PROVIDED INFORMATION -
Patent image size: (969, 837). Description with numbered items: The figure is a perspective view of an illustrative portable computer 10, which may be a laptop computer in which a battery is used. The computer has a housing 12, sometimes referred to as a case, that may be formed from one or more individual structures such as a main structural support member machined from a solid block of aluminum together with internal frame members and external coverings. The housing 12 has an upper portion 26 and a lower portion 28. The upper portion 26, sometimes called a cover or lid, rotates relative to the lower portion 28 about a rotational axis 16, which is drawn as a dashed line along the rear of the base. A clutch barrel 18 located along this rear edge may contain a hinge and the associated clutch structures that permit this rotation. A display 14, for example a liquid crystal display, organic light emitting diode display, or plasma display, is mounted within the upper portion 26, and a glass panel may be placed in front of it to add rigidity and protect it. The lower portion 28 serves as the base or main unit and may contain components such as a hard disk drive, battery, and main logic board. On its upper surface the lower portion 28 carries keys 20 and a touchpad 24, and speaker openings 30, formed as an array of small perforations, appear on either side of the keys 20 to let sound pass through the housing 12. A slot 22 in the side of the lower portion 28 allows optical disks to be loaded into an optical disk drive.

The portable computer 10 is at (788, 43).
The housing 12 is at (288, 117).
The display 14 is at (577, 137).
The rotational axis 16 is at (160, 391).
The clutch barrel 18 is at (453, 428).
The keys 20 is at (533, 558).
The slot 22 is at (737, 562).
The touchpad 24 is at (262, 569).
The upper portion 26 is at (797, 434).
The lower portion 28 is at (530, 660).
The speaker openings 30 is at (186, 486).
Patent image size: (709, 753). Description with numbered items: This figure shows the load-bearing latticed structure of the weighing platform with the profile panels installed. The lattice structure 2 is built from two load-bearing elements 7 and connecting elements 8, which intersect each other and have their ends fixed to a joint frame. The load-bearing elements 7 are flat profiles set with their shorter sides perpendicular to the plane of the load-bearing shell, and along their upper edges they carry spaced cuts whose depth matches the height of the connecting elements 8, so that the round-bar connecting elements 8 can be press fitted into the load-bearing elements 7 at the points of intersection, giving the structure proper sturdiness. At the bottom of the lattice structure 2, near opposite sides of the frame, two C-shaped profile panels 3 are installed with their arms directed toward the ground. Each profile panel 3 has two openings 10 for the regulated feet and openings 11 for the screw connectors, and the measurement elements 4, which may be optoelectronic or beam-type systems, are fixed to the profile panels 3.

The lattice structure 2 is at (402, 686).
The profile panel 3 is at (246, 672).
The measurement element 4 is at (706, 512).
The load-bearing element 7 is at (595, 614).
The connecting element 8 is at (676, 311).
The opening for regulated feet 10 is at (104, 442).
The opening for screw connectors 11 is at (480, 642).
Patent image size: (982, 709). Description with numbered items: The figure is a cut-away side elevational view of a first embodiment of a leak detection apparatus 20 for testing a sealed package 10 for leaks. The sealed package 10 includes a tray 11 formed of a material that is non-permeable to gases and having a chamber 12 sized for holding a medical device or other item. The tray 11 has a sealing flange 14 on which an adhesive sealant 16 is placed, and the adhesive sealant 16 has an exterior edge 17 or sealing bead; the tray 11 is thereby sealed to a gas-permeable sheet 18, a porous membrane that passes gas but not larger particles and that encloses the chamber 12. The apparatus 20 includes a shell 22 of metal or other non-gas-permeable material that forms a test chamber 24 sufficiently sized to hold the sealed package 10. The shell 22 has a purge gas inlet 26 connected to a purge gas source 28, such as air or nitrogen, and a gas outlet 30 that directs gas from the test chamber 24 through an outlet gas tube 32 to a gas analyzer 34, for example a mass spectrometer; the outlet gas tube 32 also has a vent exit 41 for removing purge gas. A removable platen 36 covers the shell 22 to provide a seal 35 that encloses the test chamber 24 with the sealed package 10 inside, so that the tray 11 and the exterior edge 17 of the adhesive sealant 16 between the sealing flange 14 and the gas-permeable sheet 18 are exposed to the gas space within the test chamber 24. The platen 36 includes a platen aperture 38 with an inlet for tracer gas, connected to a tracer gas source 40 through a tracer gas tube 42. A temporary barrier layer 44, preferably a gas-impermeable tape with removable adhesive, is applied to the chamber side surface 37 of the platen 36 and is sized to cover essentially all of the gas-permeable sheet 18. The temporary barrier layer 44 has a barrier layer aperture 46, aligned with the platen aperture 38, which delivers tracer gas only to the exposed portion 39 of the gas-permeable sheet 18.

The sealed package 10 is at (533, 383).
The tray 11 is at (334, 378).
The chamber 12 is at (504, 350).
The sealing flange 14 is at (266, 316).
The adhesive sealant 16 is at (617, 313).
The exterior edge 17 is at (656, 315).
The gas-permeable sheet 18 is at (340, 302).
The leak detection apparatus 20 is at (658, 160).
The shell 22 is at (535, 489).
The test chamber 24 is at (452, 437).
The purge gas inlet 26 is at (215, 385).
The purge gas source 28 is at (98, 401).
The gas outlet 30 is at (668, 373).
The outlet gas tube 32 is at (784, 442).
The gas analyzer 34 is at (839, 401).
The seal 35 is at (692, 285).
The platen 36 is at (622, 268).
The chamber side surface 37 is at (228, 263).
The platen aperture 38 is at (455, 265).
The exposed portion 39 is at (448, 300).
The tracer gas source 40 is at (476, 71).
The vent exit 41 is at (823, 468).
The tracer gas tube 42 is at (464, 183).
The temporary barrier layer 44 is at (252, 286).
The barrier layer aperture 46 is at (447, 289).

WHAT THE TASK ASKS - List every line in the items above that contains the word "connecting". Treat uppercase and lowercase letters as distinct.

THE RESPONSE -
Patent image size: (709, 753). Description with numbered items: This figure shows the load-bearing latticed structure of the weighing platform with the profile panels installed. The lattice structure 2 is built from two load-bearing elements 7 and connecting elements 8, which intersect each other and have their ends fixed to a joint frame. The load-bearing elements 7 are flat profiles set with their shorter sides perpendicular to the plane of the load-bearing shell, and along their upper edges they carry spaced cuts whose depth matches the height of the connecting elements 8, so that the round-bar connecting elements 8 can be press fitted into the load-bearing elements 7 at the points of intersection, giving the structure proper sturdiness. At the bottom of the lattice structure 2, near opposite sides of the frame, two C-shaped profile panels 3 are installed with their arms directed toward the ground. Each profile panel 3 has two openings 10 for the regulated feet and openings 11 for the screw connectors, and the measurement elements 4, which may be optoelectronic or beam-type systems, are fixed to the profile panels 3.
The connecting element 8 is at (676, 311).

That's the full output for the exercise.